• Your task
Return only the number of lines holding the word "теме".

• Excerpted data
[start]

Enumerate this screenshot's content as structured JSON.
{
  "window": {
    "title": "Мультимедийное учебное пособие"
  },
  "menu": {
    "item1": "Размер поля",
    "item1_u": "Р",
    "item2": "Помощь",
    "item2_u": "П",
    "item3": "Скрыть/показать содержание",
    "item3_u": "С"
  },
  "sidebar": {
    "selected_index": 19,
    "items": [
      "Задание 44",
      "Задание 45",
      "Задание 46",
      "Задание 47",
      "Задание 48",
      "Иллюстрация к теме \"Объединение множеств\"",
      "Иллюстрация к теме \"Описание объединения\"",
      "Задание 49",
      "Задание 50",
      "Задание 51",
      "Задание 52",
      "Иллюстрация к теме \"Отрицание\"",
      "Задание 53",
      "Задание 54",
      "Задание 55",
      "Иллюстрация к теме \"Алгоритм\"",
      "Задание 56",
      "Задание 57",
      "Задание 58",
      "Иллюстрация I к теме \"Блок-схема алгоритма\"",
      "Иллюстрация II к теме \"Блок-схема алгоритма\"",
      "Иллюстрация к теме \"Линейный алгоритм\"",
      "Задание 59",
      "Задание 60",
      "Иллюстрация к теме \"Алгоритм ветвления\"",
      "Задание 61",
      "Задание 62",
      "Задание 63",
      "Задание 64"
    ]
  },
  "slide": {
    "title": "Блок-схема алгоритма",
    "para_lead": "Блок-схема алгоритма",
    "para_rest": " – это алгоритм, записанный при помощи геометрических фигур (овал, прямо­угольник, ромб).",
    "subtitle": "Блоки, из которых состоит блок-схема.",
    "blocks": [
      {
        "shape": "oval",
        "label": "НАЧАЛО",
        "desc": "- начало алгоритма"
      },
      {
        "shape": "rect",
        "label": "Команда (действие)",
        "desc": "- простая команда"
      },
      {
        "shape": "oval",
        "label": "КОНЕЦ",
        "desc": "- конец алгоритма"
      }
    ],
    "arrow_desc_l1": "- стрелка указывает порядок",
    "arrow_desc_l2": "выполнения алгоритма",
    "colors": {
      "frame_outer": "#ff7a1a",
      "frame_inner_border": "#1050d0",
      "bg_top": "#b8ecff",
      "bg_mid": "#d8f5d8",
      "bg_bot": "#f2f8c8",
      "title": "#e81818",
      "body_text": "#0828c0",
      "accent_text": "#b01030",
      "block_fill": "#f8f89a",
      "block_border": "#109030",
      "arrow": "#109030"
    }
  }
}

[end]
[start]

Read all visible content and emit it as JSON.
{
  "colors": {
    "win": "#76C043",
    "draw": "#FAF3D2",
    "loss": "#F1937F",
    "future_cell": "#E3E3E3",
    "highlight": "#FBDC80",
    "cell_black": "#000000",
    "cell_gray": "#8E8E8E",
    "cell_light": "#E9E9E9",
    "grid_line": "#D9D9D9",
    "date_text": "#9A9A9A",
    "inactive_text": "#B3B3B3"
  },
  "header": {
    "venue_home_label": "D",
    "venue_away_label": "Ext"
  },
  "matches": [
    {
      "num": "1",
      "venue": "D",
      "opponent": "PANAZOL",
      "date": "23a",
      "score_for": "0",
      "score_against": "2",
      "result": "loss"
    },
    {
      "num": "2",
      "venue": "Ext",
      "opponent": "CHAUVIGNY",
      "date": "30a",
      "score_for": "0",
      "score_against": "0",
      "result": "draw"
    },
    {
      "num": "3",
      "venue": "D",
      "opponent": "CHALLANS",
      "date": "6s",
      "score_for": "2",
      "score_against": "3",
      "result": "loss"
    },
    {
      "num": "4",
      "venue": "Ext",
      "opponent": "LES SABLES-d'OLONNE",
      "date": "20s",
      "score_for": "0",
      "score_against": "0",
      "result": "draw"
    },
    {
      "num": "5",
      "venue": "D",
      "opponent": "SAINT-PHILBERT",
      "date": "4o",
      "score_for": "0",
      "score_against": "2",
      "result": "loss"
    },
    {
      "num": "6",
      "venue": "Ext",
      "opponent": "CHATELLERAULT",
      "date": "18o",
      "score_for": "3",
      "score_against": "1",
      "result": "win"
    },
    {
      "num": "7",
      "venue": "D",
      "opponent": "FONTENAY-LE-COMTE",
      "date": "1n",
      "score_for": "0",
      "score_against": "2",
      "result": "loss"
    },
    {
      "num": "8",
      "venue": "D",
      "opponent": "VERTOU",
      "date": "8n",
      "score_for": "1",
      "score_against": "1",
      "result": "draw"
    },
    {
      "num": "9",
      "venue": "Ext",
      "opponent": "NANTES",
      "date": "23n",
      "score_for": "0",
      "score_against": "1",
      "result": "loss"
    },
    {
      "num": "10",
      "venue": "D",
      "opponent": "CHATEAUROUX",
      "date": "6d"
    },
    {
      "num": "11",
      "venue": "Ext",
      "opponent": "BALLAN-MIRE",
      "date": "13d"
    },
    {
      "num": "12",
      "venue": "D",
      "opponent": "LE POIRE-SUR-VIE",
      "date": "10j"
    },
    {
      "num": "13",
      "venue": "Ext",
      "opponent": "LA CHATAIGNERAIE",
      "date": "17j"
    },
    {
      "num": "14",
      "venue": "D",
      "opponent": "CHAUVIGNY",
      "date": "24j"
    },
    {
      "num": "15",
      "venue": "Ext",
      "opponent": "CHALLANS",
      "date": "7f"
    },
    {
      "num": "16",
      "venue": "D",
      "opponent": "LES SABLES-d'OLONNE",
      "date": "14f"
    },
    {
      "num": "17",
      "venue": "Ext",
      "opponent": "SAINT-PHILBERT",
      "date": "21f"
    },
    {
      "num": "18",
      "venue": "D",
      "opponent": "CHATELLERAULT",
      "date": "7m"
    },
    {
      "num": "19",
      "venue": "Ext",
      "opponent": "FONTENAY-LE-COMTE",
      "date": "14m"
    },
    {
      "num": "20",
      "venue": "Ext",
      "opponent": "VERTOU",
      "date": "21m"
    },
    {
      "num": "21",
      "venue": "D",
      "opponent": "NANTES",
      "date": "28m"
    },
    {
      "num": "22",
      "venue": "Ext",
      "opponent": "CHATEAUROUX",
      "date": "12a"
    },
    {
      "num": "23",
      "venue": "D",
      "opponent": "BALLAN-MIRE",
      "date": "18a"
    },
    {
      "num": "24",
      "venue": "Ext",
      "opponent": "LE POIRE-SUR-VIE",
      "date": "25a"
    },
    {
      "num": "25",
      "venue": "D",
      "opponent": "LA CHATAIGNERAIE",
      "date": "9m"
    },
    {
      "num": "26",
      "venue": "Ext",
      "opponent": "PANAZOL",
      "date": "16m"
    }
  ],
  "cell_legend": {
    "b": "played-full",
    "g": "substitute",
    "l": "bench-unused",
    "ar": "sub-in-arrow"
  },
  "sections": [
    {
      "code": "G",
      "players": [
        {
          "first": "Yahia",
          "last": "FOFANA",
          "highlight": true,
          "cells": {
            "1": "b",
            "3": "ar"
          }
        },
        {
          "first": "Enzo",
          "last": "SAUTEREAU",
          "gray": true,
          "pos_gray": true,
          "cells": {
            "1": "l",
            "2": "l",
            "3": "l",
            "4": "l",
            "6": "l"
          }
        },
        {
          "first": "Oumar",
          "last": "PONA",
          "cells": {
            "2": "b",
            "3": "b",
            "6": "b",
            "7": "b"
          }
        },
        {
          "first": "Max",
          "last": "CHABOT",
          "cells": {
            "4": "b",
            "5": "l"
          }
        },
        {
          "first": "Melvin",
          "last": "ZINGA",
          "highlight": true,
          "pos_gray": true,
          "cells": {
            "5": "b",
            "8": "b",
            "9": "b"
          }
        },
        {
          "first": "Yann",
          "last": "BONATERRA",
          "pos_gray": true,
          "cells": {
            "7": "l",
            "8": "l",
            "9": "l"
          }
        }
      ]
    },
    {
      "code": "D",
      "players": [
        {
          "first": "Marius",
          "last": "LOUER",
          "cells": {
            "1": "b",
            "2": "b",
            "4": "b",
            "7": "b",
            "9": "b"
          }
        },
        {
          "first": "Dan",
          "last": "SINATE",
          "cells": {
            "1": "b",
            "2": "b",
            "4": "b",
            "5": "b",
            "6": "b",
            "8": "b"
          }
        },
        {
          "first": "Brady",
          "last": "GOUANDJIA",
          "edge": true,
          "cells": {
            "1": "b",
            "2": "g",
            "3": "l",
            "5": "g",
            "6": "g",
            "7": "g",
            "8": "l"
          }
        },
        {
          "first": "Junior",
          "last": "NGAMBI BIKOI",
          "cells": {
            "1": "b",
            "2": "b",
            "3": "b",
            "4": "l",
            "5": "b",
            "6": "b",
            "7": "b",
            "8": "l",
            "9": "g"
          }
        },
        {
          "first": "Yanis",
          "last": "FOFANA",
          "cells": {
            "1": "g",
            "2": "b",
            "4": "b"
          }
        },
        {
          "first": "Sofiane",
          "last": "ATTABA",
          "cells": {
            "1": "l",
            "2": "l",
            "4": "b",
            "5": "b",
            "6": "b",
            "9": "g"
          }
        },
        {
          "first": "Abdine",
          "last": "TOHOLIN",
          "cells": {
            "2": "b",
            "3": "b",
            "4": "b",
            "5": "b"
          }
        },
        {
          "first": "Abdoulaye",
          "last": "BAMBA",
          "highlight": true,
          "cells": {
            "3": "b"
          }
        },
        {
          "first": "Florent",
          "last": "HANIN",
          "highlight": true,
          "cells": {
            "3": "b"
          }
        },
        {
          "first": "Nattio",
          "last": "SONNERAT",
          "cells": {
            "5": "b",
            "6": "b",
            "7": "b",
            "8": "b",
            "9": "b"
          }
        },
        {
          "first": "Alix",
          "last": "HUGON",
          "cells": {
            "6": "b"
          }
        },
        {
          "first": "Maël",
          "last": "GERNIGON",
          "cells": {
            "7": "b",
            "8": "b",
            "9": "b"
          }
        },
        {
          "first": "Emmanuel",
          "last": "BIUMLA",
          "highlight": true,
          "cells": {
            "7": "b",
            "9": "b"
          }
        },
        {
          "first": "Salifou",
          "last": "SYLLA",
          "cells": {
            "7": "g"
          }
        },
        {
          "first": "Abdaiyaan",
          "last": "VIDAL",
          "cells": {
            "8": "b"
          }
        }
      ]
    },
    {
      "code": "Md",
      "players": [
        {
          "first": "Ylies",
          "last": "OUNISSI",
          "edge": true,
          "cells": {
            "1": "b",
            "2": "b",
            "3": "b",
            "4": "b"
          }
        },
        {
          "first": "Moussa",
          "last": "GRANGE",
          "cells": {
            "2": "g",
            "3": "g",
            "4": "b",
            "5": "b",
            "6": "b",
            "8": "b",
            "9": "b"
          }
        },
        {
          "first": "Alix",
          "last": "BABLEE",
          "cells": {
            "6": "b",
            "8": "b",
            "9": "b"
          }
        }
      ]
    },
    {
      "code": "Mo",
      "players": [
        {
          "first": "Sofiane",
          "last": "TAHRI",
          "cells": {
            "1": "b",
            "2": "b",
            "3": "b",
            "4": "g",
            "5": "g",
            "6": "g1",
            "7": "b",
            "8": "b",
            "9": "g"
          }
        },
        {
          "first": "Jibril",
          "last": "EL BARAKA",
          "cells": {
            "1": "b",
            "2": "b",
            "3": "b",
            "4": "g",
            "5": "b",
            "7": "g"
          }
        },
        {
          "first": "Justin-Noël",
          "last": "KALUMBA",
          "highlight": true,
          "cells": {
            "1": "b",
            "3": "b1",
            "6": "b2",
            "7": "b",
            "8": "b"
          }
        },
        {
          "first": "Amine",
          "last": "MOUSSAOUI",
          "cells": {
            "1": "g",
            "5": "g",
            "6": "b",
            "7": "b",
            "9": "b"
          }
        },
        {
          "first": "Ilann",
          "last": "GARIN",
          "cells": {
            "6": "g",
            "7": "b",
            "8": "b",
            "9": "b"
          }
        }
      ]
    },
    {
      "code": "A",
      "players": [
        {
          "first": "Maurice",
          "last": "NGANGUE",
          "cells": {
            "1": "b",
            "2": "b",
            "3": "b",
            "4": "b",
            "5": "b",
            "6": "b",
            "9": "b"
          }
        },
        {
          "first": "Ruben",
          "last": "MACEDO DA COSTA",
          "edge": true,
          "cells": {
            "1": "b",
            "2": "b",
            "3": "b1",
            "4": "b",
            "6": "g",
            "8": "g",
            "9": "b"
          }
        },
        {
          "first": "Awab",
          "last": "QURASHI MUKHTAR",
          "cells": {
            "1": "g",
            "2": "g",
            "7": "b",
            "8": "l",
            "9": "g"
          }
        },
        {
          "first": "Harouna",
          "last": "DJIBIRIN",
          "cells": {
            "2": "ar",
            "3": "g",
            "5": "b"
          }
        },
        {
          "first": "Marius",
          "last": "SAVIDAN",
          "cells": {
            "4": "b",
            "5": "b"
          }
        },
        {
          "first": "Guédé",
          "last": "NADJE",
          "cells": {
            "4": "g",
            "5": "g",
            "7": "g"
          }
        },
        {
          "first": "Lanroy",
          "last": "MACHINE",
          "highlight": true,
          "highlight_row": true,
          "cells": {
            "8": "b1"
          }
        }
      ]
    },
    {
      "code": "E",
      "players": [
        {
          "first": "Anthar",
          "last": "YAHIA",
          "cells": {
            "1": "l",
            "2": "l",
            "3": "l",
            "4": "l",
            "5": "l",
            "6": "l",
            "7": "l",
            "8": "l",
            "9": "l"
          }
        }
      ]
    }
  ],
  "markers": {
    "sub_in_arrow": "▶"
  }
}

[end]

• Written answer
8